• _Task directions_
Write out every entry precisely as given, leaving the pictures out.

-- Begin Listing --

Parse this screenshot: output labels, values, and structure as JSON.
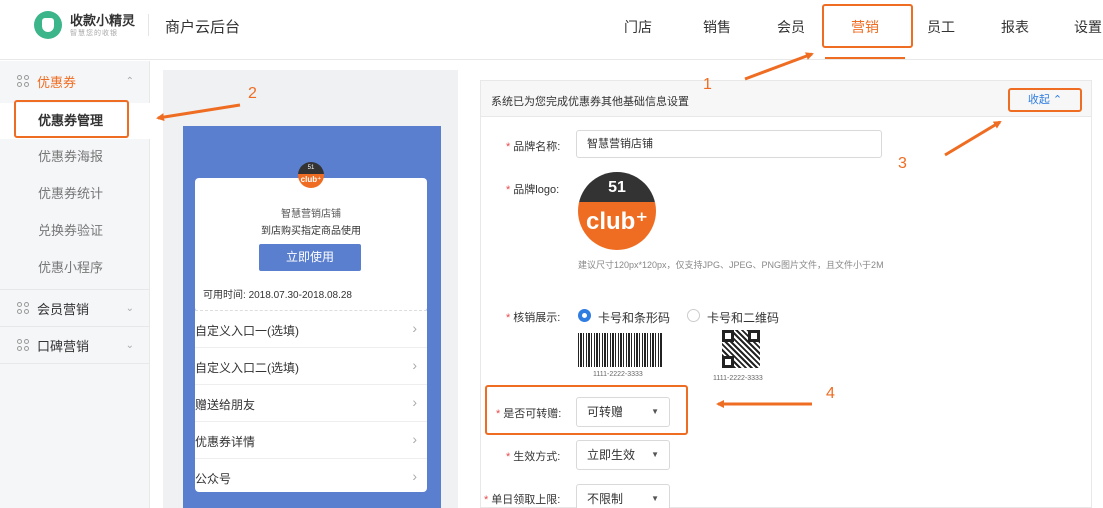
{
  "brand": {
    "name": "收款小精灵",
    "slogan": "智慧您的收银"
  },
  "app_title": "商户云后台",
  "nav": {
    "items": [
      {
        "label": "门店"
      },
      {
        "label": "销售"
      },
      {
        "label": "会员"
      },
      {
        "label": "营销",
        "active": true
      },
      {
        "label": "员工"
      },
      {
        "label": "报表"
      },
      {
        "label": "设置"
      }
    ]
  },
  "sidebar": {
    "group_coupon": "优惠券",
    "items": [
      {
        "label": "优惠券管理",
        "active": true
      },
      {
        "label": "优惠券海报"
      },
      {
        "label": "优惠券统计"
      },
      {
        "label": "兑换券验证"
      },
      {
        "label": "优惠小程序"
      }
    ],
    "group_member": "会员营销",
    "group_koubei": "口碑营销"
  },
  "preview": {
    "logo_top": "51",
    "logo_bottom": "club⁺",
    "shop_name": "智慧营销店铺",
    "desc": "到店购买指定商品使用",
    "use_button": "立即使用",
    "time_label": "可用时间:",
    "time_value": "2018.07.30-2018.08.28",
    "rows": [
      "自定义入口一(选填)",
      "自定义入口二(选填)",
      "赠送给朋友",
      "优惠券详情",
      "公众号"
    ]
  },
  "form": {
    "header_note": "系统已为您完成优惠券其他基础信息设置",
    "collapse_label": "收起 ⌃",
    "brand_name_label": "品牌名称:",
    "brand_name_value": "智慧营销店铺",
    "brand_logo_label": "品牌logo:",
    "logo_top": "51",
    "logo_bottom": "club⁺",
    "logo_hint": "建议尺寸120px*120px，仅支持JPG、JPEG、PNG图片文件，且文件小于2M",
    "verify_label": "核销展示:",
    "verify_options": [
      "卡号和条形码",
      "卡号和二维码"
    ],
    "verify_selected": "卡号和条形码",
    "barcode_number": "1111-2222-3333",
    "qrcode_number": "1111-2222-3333",
    "transfer_label": "是否可转赠:",
    "transfer_value": "可转赠",
    "effect_label": "生效方式:",
    "effect_value": "立即生效",
    "daily_limit_label": "单日领取上限:",
    "daily_limit_value": "不限制"
  },
  "annotations": [
    "1",
    "2",
    "3",
    "4"
  ],
  "colors": {
    "accent": "#ef6d22",
    "link": "#2f7de1",
    "preview_blue": "#5b7fcf",
    "brand_green": "#3cb58a"
  }
}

-- End Listing --

• _Task solution_
Parse this screenshot: output labels, values, and structure as JSON.
{
  "brand": {
    "name": "收款小精灵",
    "slogan": "智慧您的收银"
  },
  "app_title": "商户云后台",
  "nav": {
    "items": [
      {
        "label": "门店"
      },
      {
        "label": "销售"
      },
      {
        "label": "会员"
      },
      {
        "label": "营销",
        "active": true
      },
      {
        "label": "员工"
      },
      {
        "label": "报表"
      },
      {
        "label": "设置"
      }
    ]
  },
  "sidebar": {
    "group_coupon": "优惠券",
    "items": [
      {
        "label": "优惠券管理",
        "active": true
      },
      {
        "label": "优惠券海报"
      },
      {
        "label": "优惠券统计"
      },
      {
        "label": "兑换券验证"
      },
      {
        "label": "优惠小程序"
      }
    ],
    "group_member": "会员营销",
    "group_koubei": "口碑营销"
  },
  "preview": {
    "logo_top": "51",
    "logo_bottom": "club⁺",
    "shop_name": "智慧营销店铺",
    "desc": "到店购买指定商品使用",
    "use_button": "立即使用",
    "time_label": "可用时间:",
    "time_value": "2018.07.30-2018.08.28",
    "rows": [
      "自定义入口一(选填)",
      "自定义入口二(选填)",
      "赠送给朋友",
      "优惠券详情",
      "公众号"
    ]
  },
  "form": {
    "header_note": "系统已为您完成优惠券其他基础信息设置",
    "collapse_label": "收起 ⌃",
    "brand_name_label": "品牌名称:",
    "brand_name_value": "智慧营销店铺",
    "brand_logo_label": "品牌logo:",
    "logo_top": "51",
    "logo_bottom": "club⁺",
    "logo_hint": "建议尺寸120px*120px，仅支持JPG、JPEG、PNG图片文件，且文件小于2M",
    "verify_label": "核销展示:",
    "verify_options": [
      "卡号和条形码",
      "卡号和二维码"
    ],
    "verify_selected": "卡号和条形码",
    "barcode_number": "1111-2222-3333",
    "qrcode_number": "1111-2222-3333",
    "transfer_label": "是否可转赠:",
    "transfer_value": "可转赠",
    "effect_label": "生效方式:",
    "effect_value": "立即生效",
    "daily_limit_label": "单日领取上限:",
    "daily_limit_value": "不限制"
  },
  "annotations": [
    "1",
    "2",
    "3",
    "4"
  ],
  "colors": {
    "accent": "#ef6d22",
    "link": "#2f7de1",
    "preview_blue": "#5b7fcf",
    "brand_green": "#3cb58a"
  }
}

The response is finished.